Stored records
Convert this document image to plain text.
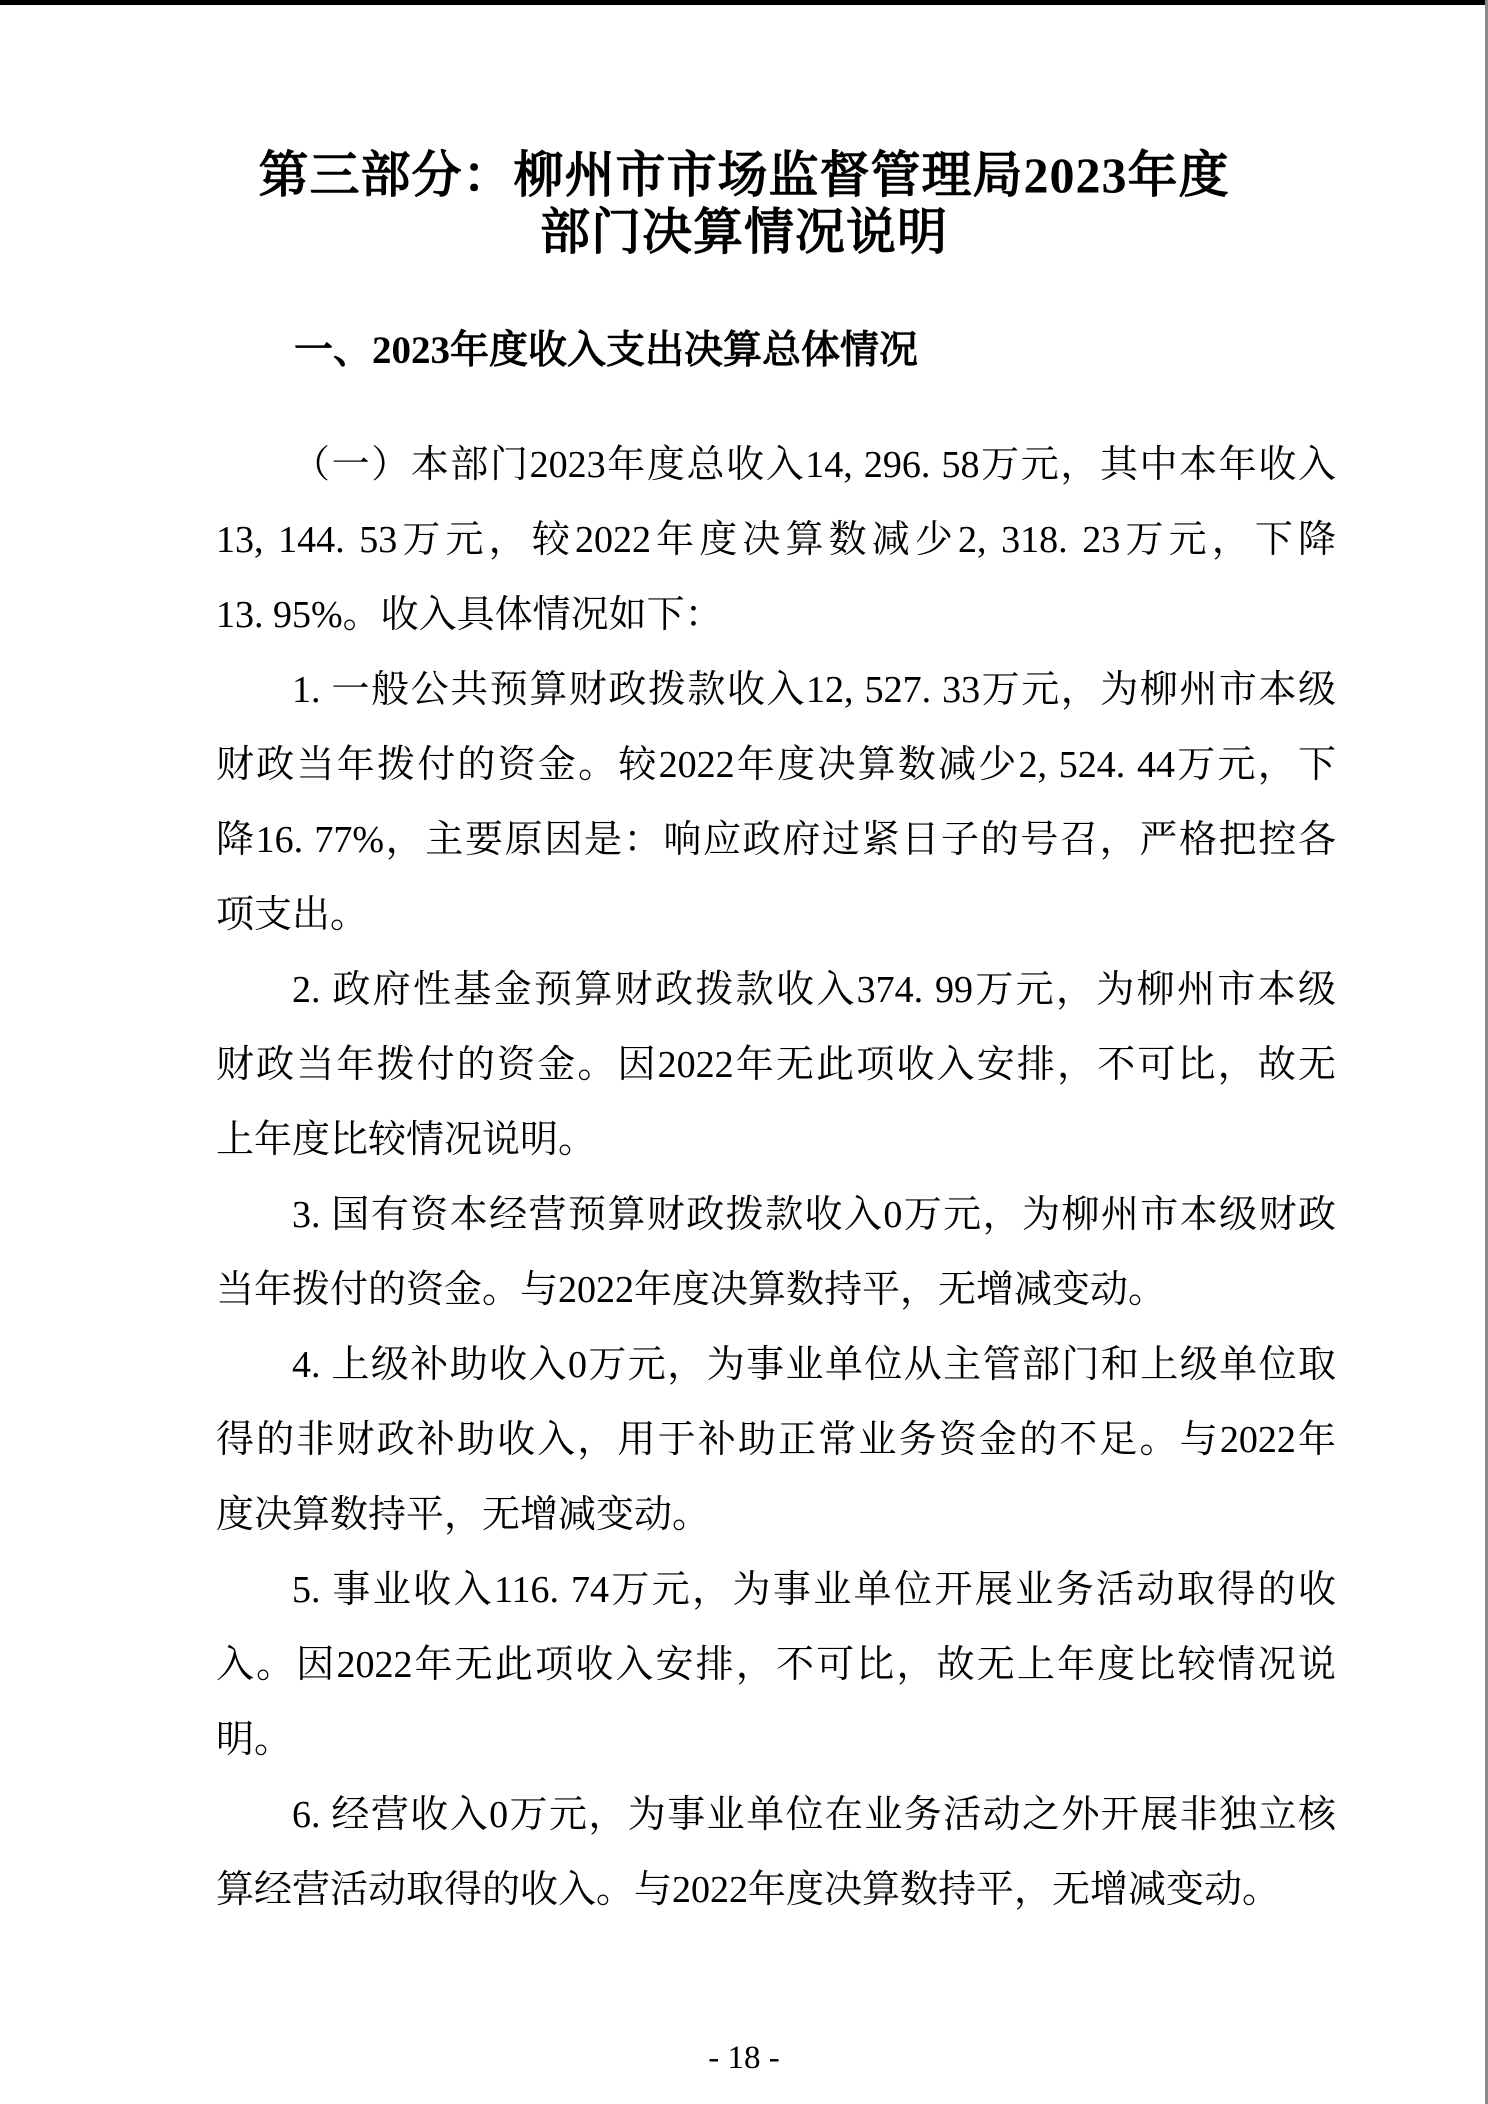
第三部分：柳州市市场监督管理局2023年度
部门决算情况说明
一、2023年度收入支出决算总体情况
（一）本部门2023年度总收入14, 296. 58万元，其中本年收入
13, 144. 53万元，较2022年度决算数减少2, 318. 23万元，下降
13. 95%。收入具体情况如下：
1. 一般公共预算财政拨款收入12, 527. 33万元，为柳州市本级
财政当年拨付的资金。较2022年度决算数减少2, 524. 44万元，下
降16. 77%，主要原因是：响应政府过紧日子的号召，严格把控各
项支出。
2. 政府性基金预算财政拨款收入374. 99万元，为柳州市本级
财政当年拨付的资金。因2022年无此项收入安排，不可比，故无
上年度比较情况说明。
3. 国有资本经营预算财政拨款收入0万元，为柳州市本级财政
当年拨付的资金。与2022年度决算数持平，无增减变动。
4. 上级补助收入0万元，为事业单位从主管部门和上级单位取
得的非财政补助收入，用于补助正常业务资金的不足。与2022年
度决算数持平，无增减变动。
5. 事业收入116. 74万元，为事业单位开展业务活动取得的收
入。因2022年无此项收入安排，不可比，故无上年度比较情况说
明。
6. 经营收入0万元，为事业单位在业务活动之外开展非独立核
算经营活动取得的收入。与2022年度决算数持平，无增减变动。
- 18 -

* SET EXERCISE
Work out the number of lines in this listing that include the word "无增减变动". Reply with that number only.

* FINISHED ANSWER
3